# start of Supplied material

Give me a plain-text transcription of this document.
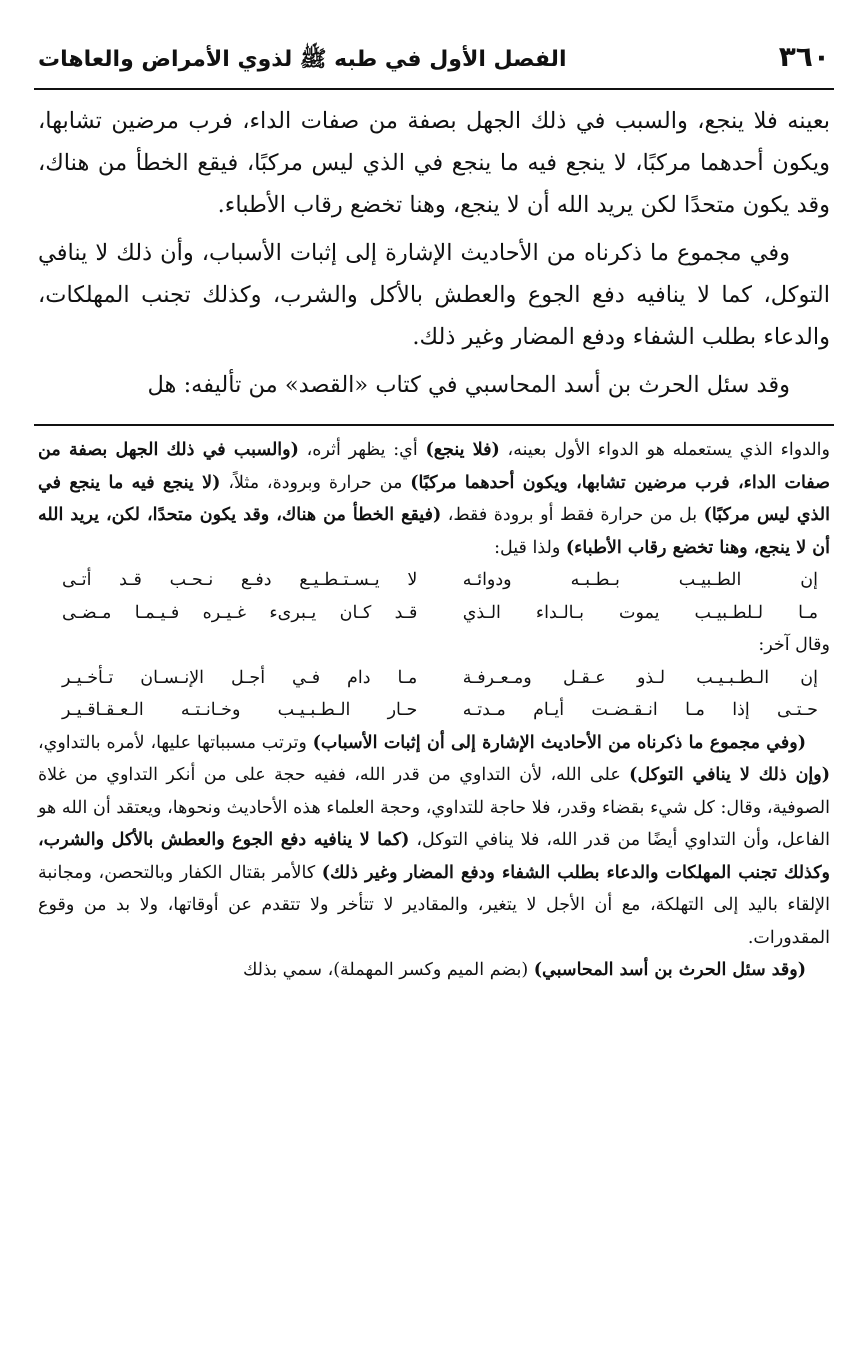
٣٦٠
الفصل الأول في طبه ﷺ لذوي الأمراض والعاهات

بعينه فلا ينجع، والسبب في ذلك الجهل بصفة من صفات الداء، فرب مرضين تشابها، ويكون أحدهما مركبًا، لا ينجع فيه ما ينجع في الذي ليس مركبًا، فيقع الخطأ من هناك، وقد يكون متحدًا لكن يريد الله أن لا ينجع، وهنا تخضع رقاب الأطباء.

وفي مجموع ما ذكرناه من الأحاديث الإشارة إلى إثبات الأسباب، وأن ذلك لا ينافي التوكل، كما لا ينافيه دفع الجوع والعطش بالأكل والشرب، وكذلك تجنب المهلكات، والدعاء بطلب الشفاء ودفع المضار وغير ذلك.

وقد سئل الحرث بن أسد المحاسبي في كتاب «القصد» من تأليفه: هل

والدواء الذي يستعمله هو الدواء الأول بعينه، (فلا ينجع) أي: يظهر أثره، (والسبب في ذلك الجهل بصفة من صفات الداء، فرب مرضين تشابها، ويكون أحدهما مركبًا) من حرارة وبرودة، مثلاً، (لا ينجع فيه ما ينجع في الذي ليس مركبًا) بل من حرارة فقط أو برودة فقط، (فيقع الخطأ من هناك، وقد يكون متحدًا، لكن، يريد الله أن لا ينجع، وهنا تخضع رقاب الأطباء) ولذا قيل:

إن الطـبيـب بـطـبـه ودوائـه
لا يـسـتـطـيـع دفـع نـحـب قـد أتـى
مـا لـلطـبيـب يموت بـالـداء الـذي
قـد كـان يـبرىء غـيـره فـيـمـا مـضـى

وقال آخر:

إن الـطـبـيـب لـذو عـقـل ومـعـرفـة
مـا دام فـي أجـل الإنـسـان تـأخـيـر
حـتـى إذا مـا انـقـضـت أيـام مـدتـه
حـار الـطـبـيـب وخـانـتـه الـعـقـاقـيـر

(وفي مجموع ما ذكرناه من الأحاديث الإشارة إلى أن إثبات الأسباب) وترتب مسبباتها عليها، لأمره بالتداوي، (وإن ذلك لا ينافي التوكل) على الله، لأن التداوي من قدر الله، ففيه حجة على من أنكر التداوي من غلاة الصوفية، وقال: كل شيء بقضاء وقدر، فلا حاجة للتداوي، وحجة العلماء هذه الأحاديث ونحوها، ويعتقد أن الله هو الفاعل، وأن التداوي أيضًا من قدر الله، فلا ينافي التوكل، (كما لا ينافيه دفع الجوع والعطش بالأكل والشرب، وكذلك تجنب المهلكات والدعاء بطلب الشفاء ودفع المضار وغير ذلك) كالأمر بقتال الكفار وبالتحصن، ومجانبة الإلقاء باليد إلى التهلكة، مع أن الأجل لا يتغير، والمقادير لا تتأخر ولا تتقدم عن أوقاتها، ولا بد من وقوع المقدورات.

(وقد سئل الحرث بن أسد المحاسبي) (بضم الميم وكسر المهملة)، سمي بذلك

# end of Supplied material

• _Your goal_
Omit any images, then output the listing exactly.

• _Solved problem_
Give me a plain-text transcription of this document.
٣٦٠
الفصل الأول في طبه ﷺ لذوي الأمراض والعاهات

بعينه فلا ينجع، والسبب في ذلك الجهل بصفة من صفات الداء، فرب مرضين تشابها، ويكون أحدهما مركبًا، لا ينجع فيه ما ينجع في الذي ليس مركبًا، فيقع الخطأ من هناك، وقد يكون متحدًا لكن يريد الله أن لا ينجع، وهنا تخضع رقاب الأطباء.

وفي مجموع ما ذكرناه من الأحاديث الإشارة إلى إثبات الأسباب، وأن ذلك لا ينافي التوكل، كما لا ينافيه دفع الجوع والعطش بالأكل والشرب، وكذلك تجنب المهلكات، والدعاء بطلب الشفاء ودفع المضار وغير ذلك.

وقد سئل الحرث بن أسد المحاسبي في كتاب «القصد» من تأليفه: هل

والدواء الذي يستعمله هو الدواء الأول بعينه، (فلا ينجع) أي: يظهر أثره، (والسبب في ذلك الجهل بصفة من صفات الداء، فرب مرضين تشابها، ويكون أحدهما مركبًا) من حرارة وبرودة، مثلاً، (لا ينجع فيه ما ينجع في الذي ليس مركبًا) بل من حرارة فقط أو برودة فقط، (فيقع الخطأ من هناك، وقد يكون متحدًا، لكن، يريد الله أن لا ينجع، وهنا تخضع رقاب الأطباء) ولذا قيل:

إن الطـبيـب بـطـبـه ودوائـه
لا يـسـتـطـيـع دفـع نـحـب قـد أتـى
مـا لـلطـبيـب يموت بـالـداء الـذي
قـد كـان يـبرىء غـيـره فـيـمـا مـضـى

وقال آخر:

إن الـطـبـيـب لـذو عـقـل ومـعـرفـة
مـا دام فـي أجـل الإنـسـان تـأخـيـر
حـتـى إذا مـا انـقـضـت أيـام مـدتـه
حـار الـطـبـيـب وخـانـتـه الـعـقـاقـيـر

(وفي مجموع ما ذكرناه من الأحاديث الإشارة إلى أن إثبات الأسباب) وترتب مسبباتها عليها، لأمره بالتداوي، (وإن ذلك لا ينافي التوكل) على الله، لأن التداوي من قدر الله، ففيه حجة على من أنكر التداوي من غلاة الصوفية، وقال: كل شيء بقضاء وقدر، فلا حاجة للتداوي، وحجة العلماء هذه الأحاديث ونحوها، ويعتقد أن الله هو الفاعل، وأن التداوي أيضًا من قدر الله، فلا ينافي التوكل، (كما لا ينافيه دفع الجوع والعطش بالأكل والشرب، وكذلك تجنب المهلكات والدعاء بطلب الشفاء ودفع المضار وغير ذلك) كالأمر بقتال الكفار وبالتحصن، ومجانبة الإلقاء باليد إلى التهلكة، مع أن الأجل لا يتغير، والمقادير لا تتأخر ولا تتقدم عن أوقاتها، ولا بد من وقوع المقدورات.

(وقد سئل الحرث بن أسد المحاسبي) (بضم الميم وكسر المهملة)، سمي بذلك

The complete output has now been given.